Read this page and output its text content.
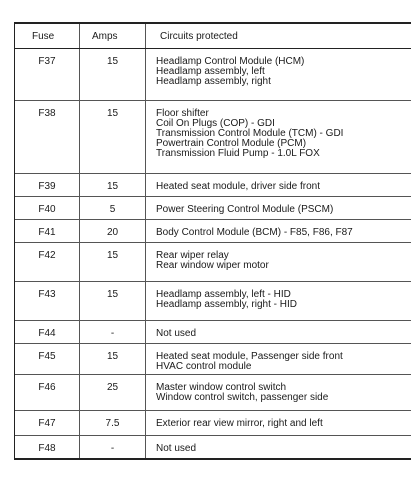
Fuse	Amps	Circuits protected
F37	15	Headlamp Control Module (HCM)
Headlamp assembly, left
Headlamp assembly, right
F38	15	Floor shifter
Coil On Plugs (COP) - GDI
Transmission Control Module (TCM) - GDI
Powertrain Control Module (PCM)
Transmission Fluid Pump - 1.0L FOX
F39	15	Heated seat module, driver side front
F40	5	Power Steering Control Module (PSCM)
F41	20	Body Control Module (BCM) - F85, F86, F87
F42	15	Rear wiper relay
Rear window wiper motor
F43	15	Headlamp assembly, left - HID
Headlamp assembly, right - HID
F44	-	Not used
F45	15	Heated seat module, Passenger side front
HVAC control module
F46	25	Master window control switch
Window control switch, passenger side
F47	7.5	Exterior rear view mirror, right and left
F48	-	Not used
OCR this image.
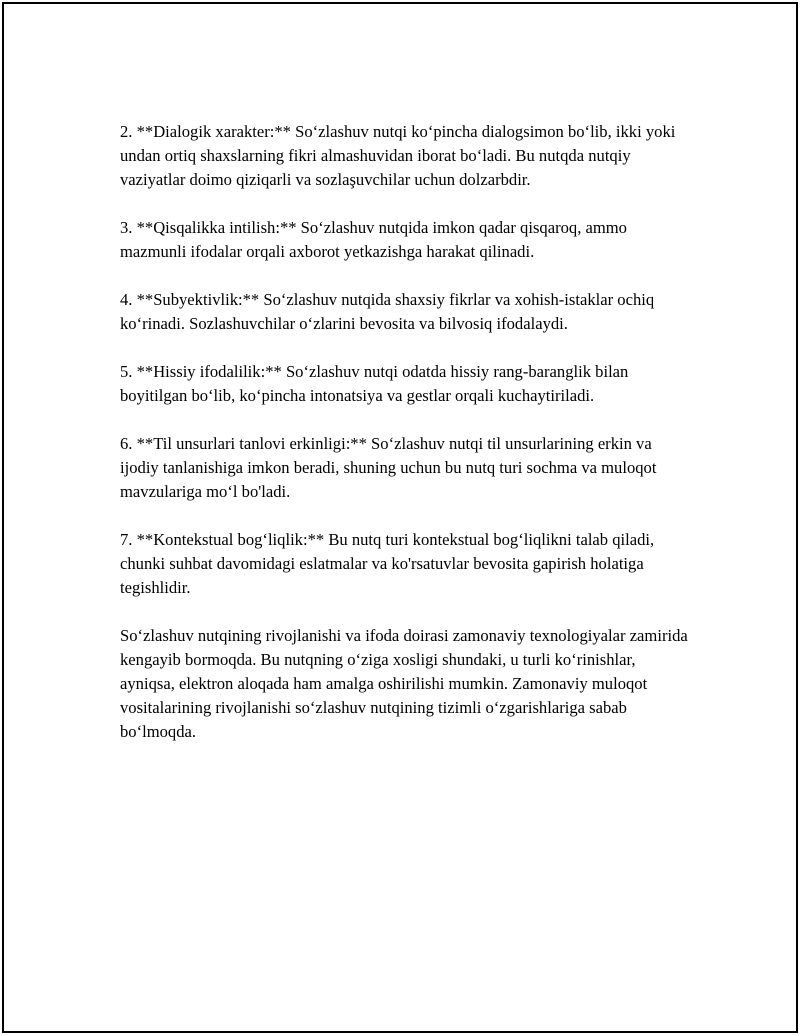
2. **Dialogik xarakter:** So‘zlashuv nutqi ko‘pincha dialogsimon bo‘lib, ikki yoki undan ortiq shaxslarning fikri almashuvidan iborat bo‘ladi. Bu nutqda nutqiy vaziyatlar doimo qiziqarli va sozlaşuvchilar uchun dolzarbdir.

3. **Qisqalikka intilish:** So‘zlashuv nutqida imkon qadar qisqaroq, ammo mazmunli ifodalar orqali axborot yetkazishga harakat qilinadi.

4. **Subyektivlik:** So‘zlashuv nutqida shaxsiy fikrlar va xohish-istaklar ochiq ko‘rinadi. Sozlashuvchilar o‘zlarini bevosita va bilvosiq ifodalaydi.

5. **Hissiy ifodalilik:** So‘zlashuv nutqi odatda hissiy rang-baranglik bilan boyitilgan bo‘lib, ko‘pincha intonatsiya va gestlar orqali kuchaytiriladi.

6. **Til unsurlari tanlovi erkinligi:** So‘zlashuv nutqi til unsurlarining erkin va ijodiy tanlanishiga imkon beradi, shuning uchun bu nutq turi sochma va muloqot mavzulariga mo‘l bo'ladi.

7. **Kontekstual bog‘liqlik:** Bu nutq turi kontekstual bog‘liqlikni talab qiladi, chunki suhbat davomidagi eslatmalar va ko'rsatuvlar bevosita gapirish holatiga tegishlidir.

So‘zlashuv nutqining rivojlanishi va ifoda doirasi zamonaviy texnologiyalar zamirida kengayib bormoqda. Bu nutqning o‘ziga xosligi shundaki, u turli ko‘rinishlar, ayniqsa, elektron aloqada ham amalga oshirilishi mumkin. Zamonaviy muloqot vositalarining rivojlanishi so‘zlashuv nutqining tizimli o‘zgarishlariga sabab bo‘lmoqda.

— TASK INSTRUCTIONS —
Only a number is wanted: how many lines contain "pincha"?

— WRITTEN RESPONSE —
2